From the line with "Give bounding boxes" up to and including the line with "spectrogram-cell (304, 226, 307, 229)", swap "bounding boxes" for "coordinate boxes" and repeat those lines with nothing else altered. Leave the pictures out.
Start of Given data
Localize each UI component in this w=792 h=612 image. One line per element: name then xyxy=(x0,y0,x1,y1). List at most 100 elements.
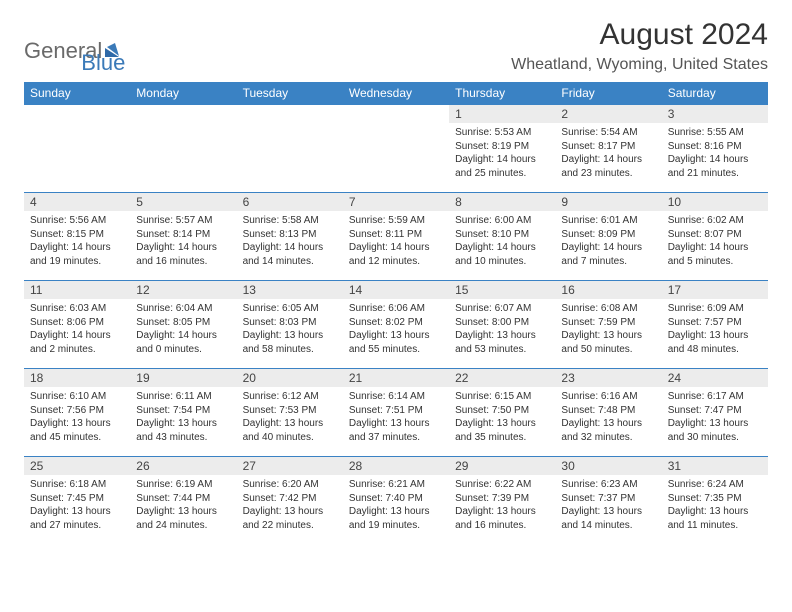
End of Given data
Start of Given data
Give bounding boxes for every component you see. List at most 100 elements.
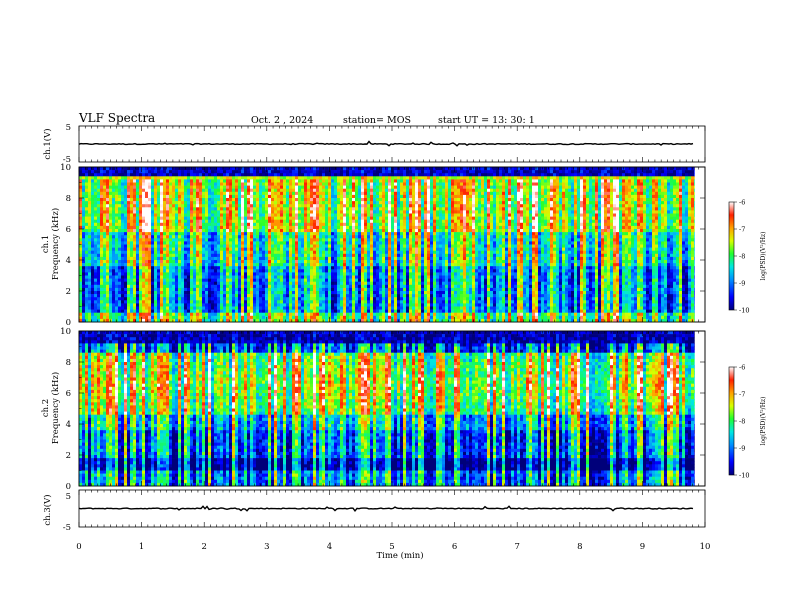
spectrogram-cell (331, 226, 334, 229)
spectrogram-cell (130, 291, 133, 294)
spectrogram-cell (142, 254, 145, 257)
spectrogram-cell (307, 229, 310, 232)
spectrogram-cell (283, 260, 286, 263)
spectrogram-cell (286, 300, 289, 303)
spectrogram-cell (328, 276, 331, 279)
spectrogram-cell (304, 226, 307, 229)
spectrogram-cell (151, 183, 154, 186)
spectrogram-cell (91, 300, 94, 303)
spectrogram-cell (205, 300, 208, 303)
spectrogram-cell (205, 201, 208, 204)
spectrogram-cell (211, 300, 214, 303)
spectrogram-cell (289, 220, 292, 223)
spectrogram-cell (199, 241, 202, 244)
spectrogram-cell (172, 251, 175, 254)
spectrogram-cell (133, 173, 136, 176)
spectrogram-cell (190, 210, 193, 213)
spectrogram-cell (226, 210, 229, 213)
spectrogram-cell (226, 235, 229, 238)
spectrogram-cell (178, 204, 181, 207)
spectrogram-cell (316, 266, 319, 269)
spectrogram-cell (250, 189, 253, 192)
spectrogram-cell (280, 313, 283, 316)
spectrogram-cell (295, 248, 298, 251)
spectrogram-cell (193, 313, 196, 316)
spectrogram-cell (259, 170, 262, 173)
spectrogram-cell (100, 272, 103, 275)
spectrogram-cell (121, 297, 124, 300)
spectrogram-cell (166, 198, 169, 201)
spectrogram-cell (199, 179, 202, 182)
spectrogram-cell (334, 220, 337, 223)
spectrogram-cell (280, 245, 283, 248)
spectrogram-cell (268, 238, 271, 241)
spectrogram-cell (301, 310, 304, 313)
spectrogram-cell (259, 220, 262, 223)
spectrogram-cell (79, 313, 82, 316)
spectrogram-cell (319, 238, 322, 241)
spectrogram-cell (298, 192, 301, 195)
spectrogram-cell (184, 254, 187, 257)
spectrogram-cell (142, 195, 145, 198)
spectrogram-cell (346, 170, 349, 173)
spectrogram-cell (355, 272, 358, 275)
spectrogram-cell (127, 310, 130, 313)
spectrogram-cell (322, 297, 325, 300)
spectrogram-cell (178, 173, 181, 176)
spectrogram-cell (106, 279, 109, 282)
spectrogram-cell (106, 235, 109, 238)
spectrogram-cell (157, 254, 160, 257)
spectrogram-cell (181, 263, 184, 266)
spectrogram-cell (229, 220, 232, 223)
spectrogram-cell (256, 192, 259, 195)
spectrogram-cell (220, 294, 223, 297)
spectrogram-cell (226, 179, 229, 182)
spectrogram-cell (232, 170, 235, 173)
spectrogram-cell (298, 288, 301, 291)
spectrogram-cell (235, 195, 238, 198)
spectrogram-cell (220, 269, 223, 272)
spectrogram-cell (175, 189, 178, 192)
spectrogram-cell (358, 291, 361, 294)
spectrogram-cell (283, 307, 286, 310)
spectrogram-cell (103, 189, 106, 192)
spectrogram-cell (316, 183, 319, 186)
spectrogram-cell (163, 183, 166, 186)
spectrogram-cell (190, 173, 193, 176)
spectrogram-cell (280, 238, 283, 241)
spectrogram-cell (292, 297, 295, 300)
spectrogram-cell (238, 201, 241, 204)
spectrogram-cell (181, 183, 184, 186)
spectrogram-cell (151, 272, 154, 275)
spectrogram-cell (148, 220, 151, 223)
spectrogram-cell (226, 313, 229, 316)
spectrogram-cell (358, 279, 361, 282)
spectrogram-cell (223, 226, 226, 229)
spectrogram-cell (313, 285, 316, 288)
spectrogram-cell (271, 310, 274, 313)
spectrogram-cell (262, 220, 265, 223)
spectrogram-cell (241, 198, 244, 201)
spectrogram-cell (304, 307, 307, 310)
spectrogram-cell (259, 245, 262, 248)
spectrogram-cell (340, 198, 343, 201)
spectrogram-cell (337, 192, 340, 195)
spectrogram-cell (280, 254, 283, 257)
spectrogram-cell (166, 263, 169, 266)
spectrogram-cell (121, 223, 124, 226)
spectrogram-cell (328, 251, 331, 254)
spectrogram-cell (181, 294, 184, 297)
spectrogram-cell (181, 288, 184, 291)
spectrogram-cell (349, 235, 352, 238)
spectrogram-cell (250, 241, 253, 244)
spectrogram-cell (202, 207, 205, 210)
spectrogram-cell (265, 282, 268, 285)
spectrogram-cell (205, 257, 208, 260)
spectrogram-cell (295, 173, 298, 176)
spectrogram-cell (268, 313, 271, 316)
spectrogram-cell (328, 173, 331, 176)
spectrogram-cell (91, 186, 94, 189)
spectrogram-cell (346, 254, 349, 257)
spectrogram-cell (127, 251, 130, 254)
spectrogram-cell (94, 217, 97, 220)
End of Given data
_Expected answer_.
Give coordinate boxes for every component you see. List at most 100 elements.
spectrogram-cell (331, 226, 334, 229)
spectrogram-cell (130, 291, 133, 294)
spectrogram-cell (142, 254, 145, 257)
spectrogram-cell (307, 229, 310, 232)
spectrogram-cell (283, 260, 286, 263)
spectrogram-cell (286, 300, 289, 303)
spectrogram-cell (328, 276, 331, 279)
spectrogram-cell (304, 226, 307, 229)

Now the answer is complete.